Gauche
A People’s History of Gauche
Merge
Jul 16, 2019 Web Exclusive
History can mutate when we’re not looking. Official records will stifle the many voices that spoke; leaders and winners (usually men) take up all the page space; crowds get squashed down into the two or three contemporary mindsets. So when Washington, D.C.‘s party ambassadors Gauche propose A People’s History of Gauche for their debut, they offer us a narrative untainted by any gold leaf or red pen: a resistance, an awareness, a dotted line from the underground to dance upon. Most of these lessons might be over four years old now—older than the Dark Age of Trump, even—but the gang’s geometric rhetoric seeks to rewrite, not retread, the grooves of our times.

DATA LISTING:
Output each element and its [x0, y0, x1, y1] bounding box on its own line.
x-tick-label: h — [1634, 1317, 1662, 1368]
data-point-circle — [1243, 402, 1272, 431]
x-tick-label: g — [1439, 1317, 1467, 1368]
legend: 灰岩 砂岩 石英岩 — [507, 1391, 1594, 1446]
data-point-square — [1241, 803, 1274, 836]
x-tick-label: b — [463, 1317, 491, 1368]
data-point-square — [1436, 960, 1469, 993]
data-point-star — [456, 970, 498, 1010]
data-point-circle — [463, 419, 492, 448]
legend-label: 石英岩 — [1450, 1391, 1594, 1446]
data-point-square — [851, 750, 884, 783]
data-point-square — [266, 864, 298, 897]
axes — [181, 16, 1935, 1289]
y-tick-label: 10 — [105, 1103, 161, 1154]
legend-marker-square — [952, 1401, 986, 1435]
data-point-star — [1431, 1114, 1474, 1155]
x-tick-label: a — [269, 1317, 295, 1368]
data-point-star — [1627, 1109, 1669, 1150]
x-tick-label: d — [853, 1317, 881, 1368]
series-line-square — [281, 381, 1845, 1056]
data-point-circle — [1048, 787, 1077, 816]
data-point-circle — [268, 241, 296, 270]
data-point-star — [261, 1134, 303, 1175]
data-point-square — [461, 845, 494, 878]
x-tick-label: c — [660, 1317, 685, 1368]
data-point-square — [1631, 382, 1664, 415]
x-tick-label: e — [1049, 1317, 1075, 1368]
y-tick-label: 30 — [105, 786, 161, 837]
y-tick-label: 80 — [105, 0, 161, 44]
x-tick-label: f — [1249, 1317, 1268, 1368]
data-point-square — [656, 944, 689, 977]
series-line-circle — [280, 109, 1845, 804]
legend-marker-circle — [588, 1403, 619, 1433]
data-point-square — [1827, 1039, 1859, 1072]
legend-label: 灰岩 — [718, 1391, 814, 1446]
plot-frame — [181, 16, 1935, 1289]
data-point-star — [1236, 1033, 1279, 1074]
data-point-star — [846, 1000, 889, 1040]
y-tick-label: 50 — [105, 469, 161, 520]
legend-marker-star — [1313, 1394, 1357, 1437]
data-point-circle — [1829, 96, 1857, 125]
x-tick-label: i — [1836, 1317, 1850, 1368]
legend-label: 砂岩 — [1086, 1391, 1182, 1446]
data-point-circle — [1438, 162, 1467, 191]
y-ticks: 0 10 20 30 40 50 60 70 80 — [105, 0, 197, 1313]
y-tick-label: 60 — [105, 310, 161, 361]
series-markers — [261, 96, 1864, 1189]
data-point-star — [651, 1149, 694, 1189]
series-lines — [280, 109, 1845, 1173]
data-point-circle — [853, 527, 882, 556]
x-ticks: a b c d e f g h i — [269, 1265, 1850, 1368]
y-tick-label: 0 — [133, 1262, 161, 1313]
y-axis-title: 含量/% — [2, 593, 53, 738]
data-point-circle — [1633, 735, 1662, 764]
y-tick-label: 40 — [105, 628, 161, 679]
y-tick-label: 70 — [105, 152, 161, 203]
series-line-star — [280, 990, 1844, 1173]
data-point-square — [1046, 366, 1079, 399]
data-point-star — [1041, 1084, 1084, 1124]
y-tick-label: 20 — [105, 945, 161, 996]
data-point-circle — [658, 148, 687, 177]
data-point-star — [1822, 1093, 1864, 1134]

WHAT IS BEING ASKED: Extend the review of Gauche's debut album past its final sentence, keeping the same voice.

RESULT OF THIS EXERCISE:
Like all good revolutions, the Gauche party claims no leader. All five jolly members lend to the carousel of sound that revolves through A People’s History; “Rent (v.)” feels like a house party in full swing, as everyone shouts and claps with Daniele Yandel (from Priests) and her firm stance against the male gaze. A giddy, Pylon-like choreography guides the flow, between fluid bass lines and breezy saxophones, between Pearie Sol’s carefree keys and the barely contained indignation of Mary Jane Regalado (Downtown Boys). No matter what dense subject Gauche tackle, the gang’s groovy camaraderie keeps their discourse part of the action; even the Gang of Four-like march toward self-determined worth in “Running” feels whimsical, a real question pondered in every color instead of a textbook example in black and white.
Still, while Gauche’s whirligig creations might fly off the page, A People’s History is nevertheless a history. Long-time party-goers will recognize over half of the album from Gauche’s first tape, Get Away With Gauche—but that’s of little consequence, considering how The B-52s-like espionage in “Boom Hazard” supplies TNT for independent women across the country; corporate overlords still dangle meager carrots over their starved employees’ heads, which the gang decry more loudly than ever on “Pay Day.” And nothing burns the system down like the recharged version of “Rectangle,” where Regalado screams for accountability in a competitive marketplace: “look who gets away with sin/when everybody’s trying to win.”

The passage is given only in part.